[Figure dataset records]
--------
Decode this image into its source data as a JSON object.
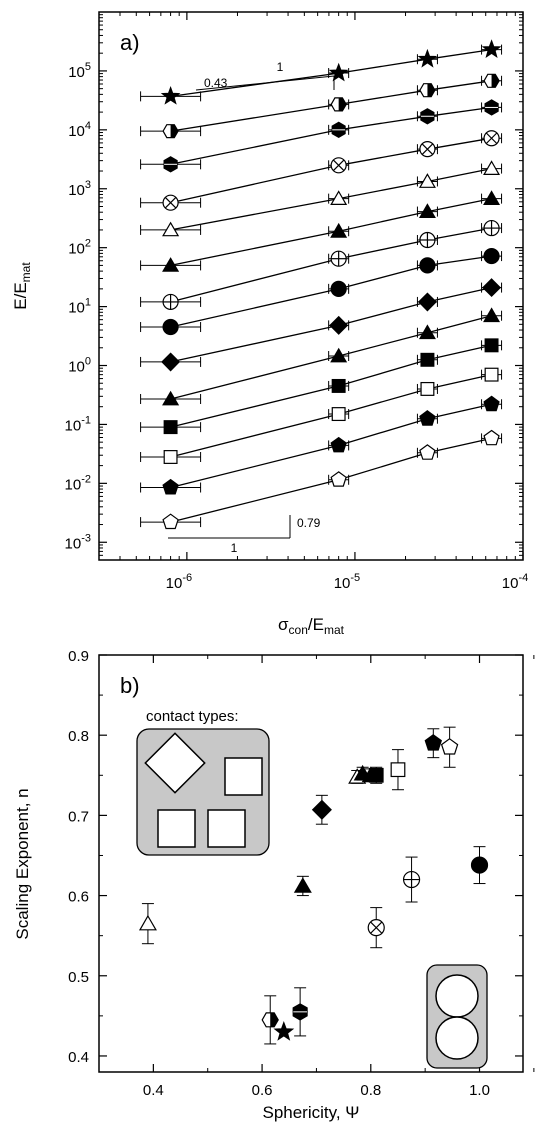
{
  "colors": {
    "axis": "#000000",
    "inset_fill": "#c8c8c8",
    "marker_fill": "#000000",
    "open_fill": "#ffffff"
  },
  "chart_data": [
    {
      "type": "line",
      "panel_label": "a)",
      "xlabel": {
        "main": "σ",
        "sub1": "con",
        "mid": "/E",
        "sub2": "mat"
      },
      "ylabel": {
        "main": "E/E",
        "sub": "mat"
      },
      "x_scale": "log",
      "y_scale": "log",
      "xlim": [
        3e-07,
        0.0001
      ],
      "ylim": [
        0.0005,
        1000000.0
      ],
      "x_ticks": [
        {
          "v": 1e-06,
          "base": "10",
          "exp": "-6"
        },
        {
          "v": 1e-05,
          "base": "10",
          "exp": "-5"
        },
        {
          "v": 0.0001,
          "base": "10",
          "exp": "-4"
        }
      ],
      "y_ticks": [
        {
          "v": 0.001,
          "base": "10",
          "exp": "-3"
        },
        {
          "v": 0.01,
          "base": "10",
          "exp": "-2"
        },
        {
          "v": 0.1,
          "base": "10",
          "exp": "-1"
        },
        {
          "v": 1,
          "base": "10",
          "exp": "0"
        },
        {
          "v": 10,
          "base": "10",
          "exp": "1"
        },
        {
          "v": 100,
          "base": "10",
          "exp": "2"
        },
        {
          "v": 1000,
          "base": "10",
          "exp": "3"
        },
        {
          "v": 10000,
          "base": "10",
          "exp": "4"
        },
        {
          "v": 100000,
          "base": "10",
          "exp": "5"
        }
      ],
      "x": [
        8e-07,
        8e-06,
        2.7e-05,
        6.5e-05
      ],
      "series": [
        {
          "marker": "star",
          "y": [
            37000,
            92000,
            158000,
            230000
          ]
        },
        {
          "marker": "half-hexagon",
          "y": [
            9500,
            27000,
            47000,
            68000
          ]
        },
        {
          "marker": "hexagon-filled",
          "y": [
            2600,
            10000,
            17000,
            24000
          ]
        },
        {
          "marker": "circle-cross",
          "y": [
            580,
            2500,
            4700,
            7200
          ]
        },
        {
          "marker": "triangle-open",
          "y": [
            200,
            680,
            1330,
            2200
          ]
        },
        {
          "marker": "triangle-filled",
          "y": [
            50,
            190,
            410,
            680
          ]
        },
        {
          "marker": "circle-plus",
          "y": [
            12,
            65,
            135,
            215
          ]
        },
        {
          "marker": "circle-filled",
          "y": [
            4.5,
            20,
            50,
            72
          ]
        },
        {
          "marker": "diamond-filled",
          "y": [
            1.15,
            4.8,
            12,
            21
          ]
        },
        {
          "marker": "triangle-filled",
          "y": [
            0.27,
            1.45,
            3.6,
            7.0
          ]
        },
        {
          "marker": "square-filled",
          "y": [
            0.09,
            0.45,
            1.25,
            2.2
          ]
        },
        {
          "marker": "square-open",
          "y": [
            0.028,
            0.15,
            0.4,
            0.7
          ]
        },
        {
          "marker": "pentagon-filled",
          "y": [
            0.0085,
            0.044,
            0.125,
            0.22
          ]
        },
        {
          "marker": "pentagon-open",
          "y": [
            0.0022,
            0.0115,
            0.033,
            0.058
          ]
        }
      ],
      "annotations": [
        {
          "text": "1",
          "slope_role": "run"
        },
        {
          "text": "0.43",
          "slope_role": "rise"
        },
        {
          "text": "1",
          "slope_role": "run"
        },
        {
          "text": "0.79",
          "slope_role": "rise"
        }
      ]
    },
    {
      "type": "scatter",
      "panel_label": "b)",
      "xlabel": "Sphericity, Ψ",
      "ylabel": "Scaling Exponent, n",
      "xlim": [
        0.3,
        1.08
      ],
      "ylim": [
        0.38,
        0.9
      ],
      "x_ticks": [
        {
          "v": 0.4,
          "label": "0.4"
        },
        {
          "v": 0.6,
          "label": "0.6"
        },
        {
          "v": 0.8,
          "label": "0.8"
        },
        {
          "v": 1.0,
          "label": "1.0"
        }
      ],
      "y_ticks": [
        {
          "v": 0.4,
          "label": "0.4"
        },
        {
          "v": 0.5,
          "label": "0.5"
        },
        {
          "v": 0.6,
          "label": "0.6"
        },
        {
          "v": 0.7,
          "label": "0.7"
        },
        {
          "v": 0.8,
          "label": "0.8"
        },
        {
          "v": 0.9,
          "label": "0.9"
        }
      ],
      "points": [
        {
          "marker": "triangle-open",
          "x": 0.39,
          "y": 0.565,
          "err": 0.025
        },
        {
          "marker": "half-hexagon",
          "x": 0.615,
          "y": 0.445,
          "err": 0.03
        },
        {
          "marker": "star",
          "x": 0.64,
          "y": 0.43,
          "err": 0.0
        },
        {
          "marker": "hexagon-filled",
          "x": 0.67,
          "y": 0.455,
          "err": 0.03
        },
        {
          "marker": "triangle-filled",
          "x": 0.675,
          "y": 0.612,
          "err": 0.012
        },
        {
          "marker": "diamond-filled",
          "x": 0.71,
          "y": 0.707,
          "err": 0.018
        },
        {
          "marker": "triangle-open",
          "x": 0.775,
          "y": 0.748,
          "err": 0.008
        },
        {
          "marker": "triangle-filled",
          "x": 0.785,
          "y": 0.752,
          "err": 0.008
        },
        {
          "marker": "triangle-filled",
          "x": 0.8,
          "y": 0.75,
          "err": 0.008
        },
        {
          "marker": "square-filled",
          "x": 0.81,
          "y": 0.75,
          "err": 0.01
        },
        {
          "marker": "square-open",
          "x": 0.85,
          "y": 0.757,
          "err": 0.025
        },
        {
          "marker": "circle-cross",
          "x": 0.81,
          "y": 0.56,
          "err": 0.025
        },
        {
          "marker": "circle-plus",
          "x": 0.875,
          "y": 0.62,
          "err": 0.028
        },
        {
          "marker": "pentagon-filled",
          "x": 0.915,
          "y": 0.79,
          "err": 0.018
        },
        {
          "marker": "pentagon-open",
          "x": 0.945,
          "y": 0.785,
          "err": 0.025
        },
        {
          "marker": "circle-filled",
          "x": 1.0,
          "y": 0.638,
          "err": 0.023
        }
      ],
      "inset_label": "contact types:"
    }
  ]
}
--------
[Objective]
Skip the pictures and print each record exactly as it stands.

[Output of the task]
Decode this image into its source data as a JSON object.
{
  "colors": {
    "axis": "#000000",
    "inset_fill": "#c8c8c8",
    "marker_fill": "#000000",
    "open_fill": "#ffffff"
  },
  "chart_data": [
    {
      "type": "line",
      "panel_label": "a)",
      "xlabel": {
        "main": "σ",
        "sub1": "con",
        "mid": "/E",
        "sub2": "mat"
      },
      "ylabel": {
        "main": "E/E",
        "sub": "mat"
      },
      "x_scale": "log",
      "y_scale": "log",
      "xlim": [
        3e-07,
        0.0001
      ],
      "ylim": [
        0.0005,
        1000000.0
      ],
      "x_ticks": [
        {
          "v": 1e-06,
          "base": "10",
          "exp": "-6"
        },
        {
          "v": 1e-05,
          "base": "10",
          "exp": "-5"
        },
        {
          "v": 0.0001,
          "base": "10",
          "exp": "-4"
        }
      ],
      "y_ticks": [
        {
          "v": 0.001,
          "base": "10",
          "exp": "-3"
        },
        {
          "v": 0.01,
          "base": "10",
          "exp": "-2"
        },
        {
          "v": 0.1,
          "base": "10",
          "exp": "-1"
        },
        {
          "v": 1,
          "base": "10",
          "exp": "0"
        },
        {
          "v": 10,
          "base": "10",
          "exp": "1"
        },
        {
          "v": 100,
          "base": "10",
          "exp": "2"
        },
        {
          "v": 1000,
          "base": "10",
          "exp": "3"
        },
        {
          "v": 10000,
          "base": "10",
          "exp": "4"
        },
        {
          "v": 100000,
          "base": "10",
          "exp": "5"
        }
      ],
      "x": [
        8e-07,
        8e-06,
        2.7e-05,
        6.5e-05
      ],
      "series": [
        {
          "marker": "star",
          "y": [
            37000,
            92000,
            158000,
            230000
          ]
        },
        {
          "marker": "half-hexagon",
          "y": [
            9500,
            27000,
            47000,
            68000
          ]
        },
        {
          "marker": "hexagon-filled",
          "y": [
            2600,
            10000,
            17000,
            24000
          ]
        },
        {
          "marker": "circle-cross",
          "y": [
            580,
            2500,
            4700,
            7200
          ]
        },
        {
          "marker": "triangle-open",
          "y": [
            200,
            680,
            1330,
            2200
          ]
        },
        {
          "marker": "triangle-filled",
          "y": [
            50,
            190,
            410,
            680
          ]
        },
        {
          "marker": "circle-plus",
          "y": [
            12,
            65,
            135,
            215
          ]
        },
        {
          "marker": "circle-filled",
          "y": [
            4.5,
            20,
            50,
            72
          ]
        },
        {
          "marker": "diamond-filled",
          "y": [
            1.15,
            4.8,
            12,
            21
          ]
        },
        {
          "marker": "triangle-filled",
          "y": [
            0.27,
            1.45,
            3.6,
            7.0
          ]
        },
        {
          "marker": "square-filled",
          "y": [
            0.09,
            0.45,
            1.25,
            2.2
          ]
        },
        {
          "marker": "square-open",
          "y": [
            0.028,
            0.15,
            0.4,
            0.7
          ]
        },
        {
          "marker": "pentagon-filled",
          "y": [
            0.0085,
            0.044,
            0.125,
            0.22
          ]
        },
        {
          "marker": "pentagon-open",
          "y": [
            0.0022,
            0.0115,
            0.033,
            0.058
          ]
        }
      ],
      "annotations": [
        {
          "text": "1",
          "slope_role": "run"
        },
        {
          "text": "0.43",
          "slope_role": "rise"
        },
        {
          "text": "1",
          "slope_role": "run"
        },
        {
          "text": "0.79",
          "slope_role": "rise"
        }
      ]
    },
    {
      "type": "scatter",
      "panel_label": "b)",
      "xlabel": "Sphericity, Ψ",
      "ylabel": "Scaling Exponent, n",
      "xlim": [
        0.3,
        1.08
      ],
      "ylim": [
        0.38,
        0.9
      ],
      "x_ticks": [
        {
          "v": 0.4,
          "label": "0.4"
        },
        {
          "v": 0.6,
          "label": "0.6"
        },
        {
          "v": 0.8,
          "label": "0.8"
        },
        {
          "v": 1.0,
          "label": "1.0"
        }
      ],
      "y_ticks": [
        {
          "v": 0.4,
          "label": "0.4"
        },
        {
          "v": 0.5,
          "label": "0.5"
        },
        {
          "v": 0.6,
          "label": "0.6"
        },
        {
          "v": 0.7,
          "label": "0.7"
        },
        {
          "v": 0.8,
          "label": "0.8"
        },
        {
          "v": 0.9,
          "label": "0.9"
        }
      ],
      "points": [
        {
          "marker": "triangle-open",
          "x": 0.39,
          "y": 0.565,
          "err": 0.025
        },
        {
          "marker": "half-hexagon",
          "x": 0.615,
          "y": 0.445,
          "err": 0.03
        },
        {
          "marker": "star",
          "x": 0.64,
          "y": 0.43,
          "err": 0.0
        },
        {
          "marker": "hexagon-filled",
          "x": 0.67,
          "y": 0.455,
          "err": 0.03
        },
        {
          "marker": "triangle-filled",
          "x": 0.675,
          "y": 0.612,
          "err": 0.012
        },
        {
          "marker": "diamond-filled",
          "x": 0.71,
          "y": 0.707,
          "err": 0.018
        },
        {
          "marker": "triangle-open",
          "x": 0.775,
          "y": 0.748,
          "err": 0.008
        },
        {
          "marker": "triangle-filled",
          "x": 0.785,
          "y": 0.752,
          "err": 0.008
        },
        {
          "marker": "triangle-filled",
          "x": 0.8,
          "y": 0.75,
          "err": 0.008
        },
        {
          "marker": "square-filled",
          "x": 0.81,
          "y": 0.75,
          "err": 0.01
        },
        {
          "marker": "square-open",
          "x": 0.85,
          "y": 0.757,
          "err": 0.025
        },
        {
          "marker": "circle-cross",
          "x": 0.81,
          "y": 0.56,
          "err": 0.025
        },
        {
          "marker": "circle-plus",
          "x": 0.875,
          "y": 0.62,
          "err": 0.028
        },
        {
          "marker": "pentagon-filled",
          "x": 0.915,
          "y": 0.79,
          "err": 0.018
        },
        {
          "marker": "pentagon-open",
          "x": 0.945,
          "y": 0.785,
          "err": 0.025
        },
        {
          "marker": "circle-filled",
          "x": 1.0,
          "y": 0.638,
          "err": 0.023
        }
      ],
      "inset_label": "contact types:"
    }
  ]
}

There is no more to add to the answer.